-- Start of MATERIAL --

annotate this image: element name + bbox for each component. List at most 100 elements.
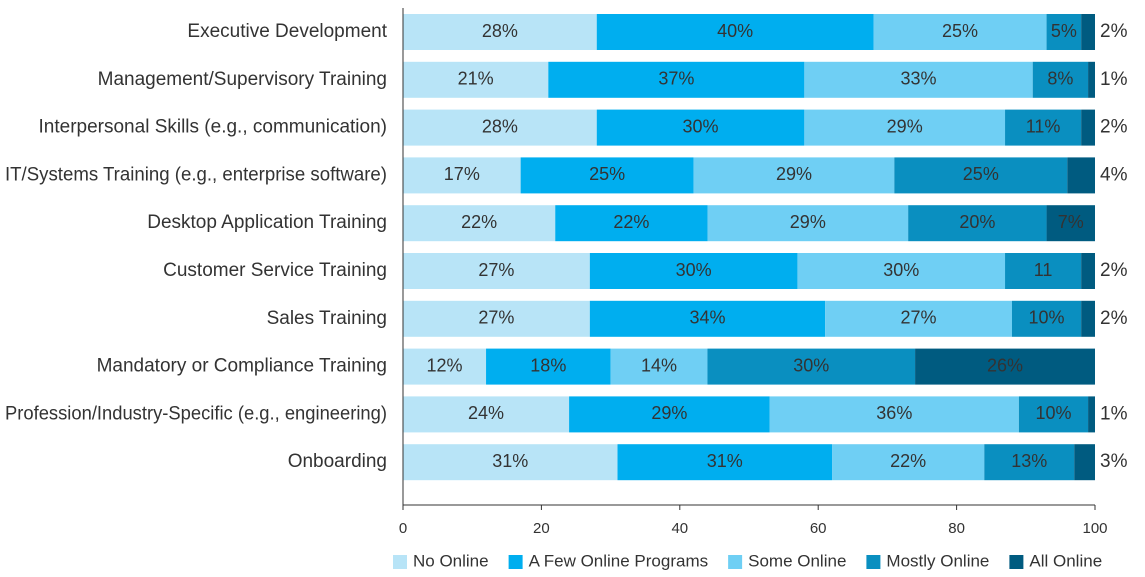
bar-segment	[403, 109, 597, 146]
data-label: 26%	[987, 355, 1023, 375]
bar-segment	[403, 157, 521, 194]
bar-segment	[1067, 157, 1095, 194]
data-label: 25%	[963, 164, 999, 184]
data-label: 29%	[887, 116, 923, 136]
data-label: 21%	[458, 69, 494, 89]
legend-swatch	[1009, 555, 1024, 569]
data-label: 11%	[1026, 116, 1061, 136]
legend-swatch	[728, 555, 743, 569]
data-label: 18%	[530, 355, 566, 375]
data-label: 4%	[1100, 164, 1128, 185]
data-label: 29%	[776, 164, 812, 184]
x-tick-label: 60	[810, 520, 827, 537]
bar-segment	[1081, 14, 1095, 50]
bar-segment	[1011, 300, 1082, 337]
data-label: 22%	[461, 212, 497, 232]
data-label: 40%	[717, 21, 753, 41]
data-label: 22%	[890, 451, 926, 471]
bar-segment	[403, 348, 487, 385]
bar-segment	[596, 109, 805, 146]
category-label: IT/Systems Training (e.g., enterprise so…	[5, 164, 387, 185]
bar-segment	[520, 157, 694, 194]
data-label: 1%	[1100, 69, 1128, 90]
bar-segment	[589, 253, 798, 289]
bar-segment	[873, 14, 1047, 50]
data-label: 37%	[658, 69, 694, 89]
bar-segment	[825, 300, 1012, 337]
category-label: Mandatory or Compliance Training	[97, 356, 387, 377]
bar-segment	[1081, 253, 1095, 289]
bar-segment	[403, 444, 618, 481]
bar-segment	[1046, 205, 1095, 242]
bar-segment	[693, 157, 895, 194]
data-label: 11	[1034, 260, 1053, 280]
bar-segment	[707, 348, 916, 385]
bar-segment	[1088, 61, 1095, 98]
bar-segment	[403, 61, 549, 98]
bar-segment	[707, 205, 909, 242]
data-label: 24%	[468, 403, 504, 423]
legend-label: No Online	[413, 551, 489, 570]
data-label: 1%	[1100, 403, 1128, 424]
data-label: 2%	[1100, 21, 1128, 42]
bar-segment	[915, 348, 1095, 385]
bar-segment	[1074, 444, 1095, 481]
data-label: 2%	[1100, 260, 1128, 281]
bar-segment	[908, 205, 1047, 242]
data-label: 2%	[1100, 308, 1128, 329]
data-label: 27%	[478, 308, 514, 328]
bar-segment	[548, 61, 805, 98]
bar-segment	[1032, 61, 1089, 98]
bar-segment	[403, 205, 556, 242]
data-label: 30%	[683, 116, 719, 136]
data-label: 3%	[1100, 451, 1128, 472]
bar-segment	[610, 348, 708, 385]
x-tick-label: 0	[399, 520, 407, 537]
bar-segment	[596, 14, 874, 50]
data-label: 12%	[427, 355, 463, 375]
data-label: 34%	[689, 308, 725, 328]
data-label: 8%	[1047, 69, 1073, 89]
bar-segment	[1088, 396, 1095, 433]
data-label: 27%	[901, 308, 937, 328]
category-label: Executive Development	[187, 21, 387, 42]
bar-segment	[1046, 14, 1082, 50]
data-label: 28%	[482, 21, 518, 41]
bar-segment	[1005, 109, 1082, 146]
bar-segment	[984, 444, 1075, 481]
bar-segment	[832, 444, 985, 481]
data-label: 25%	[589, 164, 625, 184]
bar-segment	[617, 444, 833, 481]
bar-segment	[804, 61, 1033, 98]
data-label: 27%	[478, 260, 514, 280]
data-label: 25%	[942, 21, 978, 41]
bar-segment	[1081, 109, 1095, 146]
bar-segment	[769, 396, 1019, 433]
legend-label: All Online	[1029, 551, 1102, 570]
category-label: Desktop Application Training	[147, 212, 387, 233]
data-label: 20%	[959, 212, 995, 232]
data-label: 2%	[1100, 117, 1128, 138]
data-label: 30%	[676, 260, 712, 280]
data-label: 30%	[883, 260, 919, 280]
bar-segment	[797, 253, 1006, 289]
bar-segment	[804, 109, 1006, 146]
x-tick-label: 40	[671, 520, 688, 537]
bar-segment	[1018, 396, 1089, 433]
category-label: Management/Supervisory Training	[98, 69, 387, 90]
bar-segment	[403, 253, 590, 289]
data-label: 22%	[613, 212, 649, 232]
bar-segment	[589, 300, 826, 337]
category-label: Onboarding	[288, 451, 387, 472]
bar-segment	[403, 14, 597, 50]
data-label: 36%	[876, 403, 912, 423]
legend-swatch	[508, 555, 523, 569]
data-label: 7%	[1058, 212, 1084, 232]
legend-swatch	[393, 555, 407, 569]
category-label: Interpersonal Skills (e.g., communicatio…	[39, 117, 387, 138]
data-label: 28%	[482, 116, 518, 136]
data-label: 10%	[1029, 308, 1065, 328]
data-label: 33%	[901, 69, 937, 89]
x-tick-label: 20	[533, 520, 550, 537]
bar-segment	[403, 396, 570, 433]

-- End of MATERIAL --
-- Start of MATERIAL --

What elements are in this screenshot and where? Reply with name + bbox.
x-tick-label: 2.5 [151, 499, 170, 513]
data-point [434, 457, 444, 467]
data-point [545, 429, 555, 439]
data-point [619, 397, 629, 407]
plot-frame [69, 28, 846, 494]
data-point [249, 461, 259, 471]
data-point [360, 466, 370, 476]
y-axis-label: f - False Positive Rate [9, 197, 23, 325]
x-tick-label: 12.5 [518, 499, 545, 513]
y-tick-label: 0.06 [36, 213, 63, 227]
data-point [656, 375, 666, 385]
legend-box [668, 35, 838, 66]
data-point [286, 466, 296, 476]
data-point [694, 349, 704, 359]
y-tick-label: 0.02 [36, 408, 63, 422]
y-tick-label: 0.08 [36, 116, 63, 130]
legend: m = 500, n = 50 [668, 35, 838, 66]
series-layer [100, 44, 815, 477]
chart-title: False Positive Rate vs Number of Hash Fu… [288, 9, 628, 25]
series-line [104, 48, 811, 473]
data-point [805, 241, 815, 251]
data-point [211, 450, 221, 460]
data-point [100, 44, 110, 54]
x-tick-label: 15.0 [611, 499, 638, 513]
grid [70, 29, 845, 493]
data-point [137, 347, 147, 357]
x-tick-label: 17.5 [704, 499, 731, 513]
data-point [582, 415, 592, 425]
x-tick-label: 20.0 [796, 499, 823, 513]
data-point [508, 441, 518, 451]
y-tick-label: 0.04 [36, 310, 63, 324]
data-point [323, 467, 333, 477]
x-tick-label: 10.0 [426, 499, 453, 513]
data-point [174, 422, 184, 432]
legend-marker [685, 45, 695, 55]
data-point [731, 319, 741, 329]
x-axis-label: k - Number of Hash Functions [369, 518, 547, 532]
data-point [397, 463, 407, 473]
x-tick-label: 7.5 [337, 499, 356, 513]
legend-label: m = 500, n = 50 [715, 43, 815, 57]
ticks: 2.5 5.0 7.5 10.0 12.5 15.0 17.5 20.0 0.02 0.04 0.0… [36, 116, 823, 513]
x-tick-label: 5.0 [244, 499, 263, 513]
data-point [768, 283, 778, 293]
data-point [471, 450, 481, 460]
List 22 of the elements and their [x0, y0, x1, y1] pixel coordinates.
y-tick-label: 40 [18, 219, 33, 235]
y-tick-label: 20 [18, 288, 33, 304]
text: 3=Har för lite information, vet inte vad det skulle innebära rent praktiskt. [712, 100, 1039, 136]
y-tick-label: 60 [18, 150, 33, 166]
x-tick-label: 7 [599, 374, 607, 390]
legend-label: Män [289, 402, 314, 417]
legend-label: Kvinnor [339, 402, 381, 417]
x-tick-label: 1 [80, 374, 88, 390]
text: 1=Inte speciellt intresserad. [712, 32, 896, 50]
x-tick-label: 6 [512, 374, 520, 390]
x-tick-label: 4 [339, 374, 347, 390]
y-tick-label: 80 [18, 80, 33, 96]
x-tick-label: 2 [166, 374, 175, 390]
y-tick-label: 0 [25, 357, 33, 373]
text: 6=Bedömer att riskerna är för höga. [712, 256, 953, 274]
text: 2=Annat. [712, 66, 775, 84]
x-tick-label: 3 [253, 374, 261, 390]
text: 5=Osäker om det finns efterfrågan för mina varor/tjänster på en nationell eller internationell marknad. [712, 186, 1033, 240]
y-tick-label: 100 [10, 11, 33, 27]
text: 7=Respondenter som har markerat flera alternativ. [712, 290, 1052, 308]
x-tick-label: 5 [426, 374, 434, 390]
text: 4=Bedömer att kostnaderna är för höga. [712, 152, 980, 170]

-- End of MATERIAL --
-- Start of MATERIAL --

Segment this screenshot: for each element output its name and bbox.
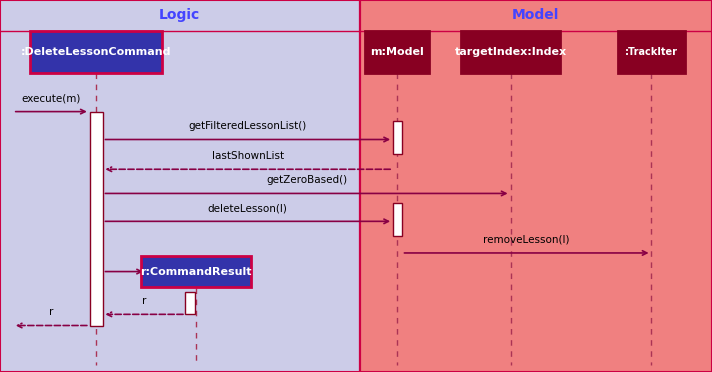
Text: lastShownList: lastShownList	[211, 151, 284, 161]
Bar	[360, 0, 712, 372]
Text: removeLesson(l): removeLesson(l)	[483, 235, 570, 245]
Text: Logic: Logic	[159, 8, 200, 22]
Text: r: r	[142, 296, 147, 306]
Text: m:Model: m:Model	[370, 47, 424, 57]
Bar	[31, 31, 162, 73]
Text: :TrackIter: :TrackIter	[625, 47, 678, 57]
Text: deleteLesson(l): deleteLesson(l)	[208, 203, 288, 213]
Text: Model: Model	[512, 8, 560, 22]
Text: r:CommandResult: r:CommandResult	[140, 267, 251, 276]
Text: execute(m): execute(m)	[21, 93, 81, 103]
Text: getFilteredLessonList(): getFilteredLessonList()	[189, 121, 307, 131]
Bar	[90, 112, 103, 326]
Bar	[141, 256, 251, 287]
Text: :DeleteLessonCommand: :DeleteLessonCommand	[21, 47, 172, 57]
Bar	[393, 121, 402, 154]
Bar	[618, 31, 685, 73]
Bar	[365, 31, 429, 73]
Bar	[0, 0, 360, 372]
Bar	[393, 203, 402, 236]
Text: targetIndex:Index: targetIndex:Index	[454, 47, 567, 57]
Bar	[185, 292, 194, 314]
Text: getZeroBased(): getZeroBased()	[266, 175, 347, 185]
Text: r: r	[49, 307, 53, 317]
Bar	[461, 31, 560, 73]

-- End of MATERIAL --

OBJECTIVE: Express the rows of the first block as a JSON list of strings, one string per row, starting with the row that contains "109, 597, 146]" and ending after the row that contains "164, 812, 184]". Include both of those rows and leave out any blank lines.

RESULT FOR THIS EXERCISE:
[
  "bar-segment\t[403, 109, 597, 146]",
  "data-label: 26%\t[987, 355, 1023, 375]",
  "bar-segment\t[403, 157, 521, 194]",
  "bar-segment\t[1067, 157, 1095, 194]",
  "data-label: 25%\t[963, 164, 999, 184]",
  "data-label: 29%\t[887, 116, 923, 136]",
  "data-label: 21%\t[458, 69, 494, 89]",
  "legend-swatch\t[1009, 555, 1024, 569]",
  "data-label: 11%\t[1026, 116, 1061, 136]",
  "legend-swatch\t[728, 555, 743, 569]",
  "data-label: 18%\t[530, 355, 566, 375]",
  "data-label: 4%\t[1100, 164, 1128, 185]",
  "data-label: 29%\t[776, 164, 812, 184]"
]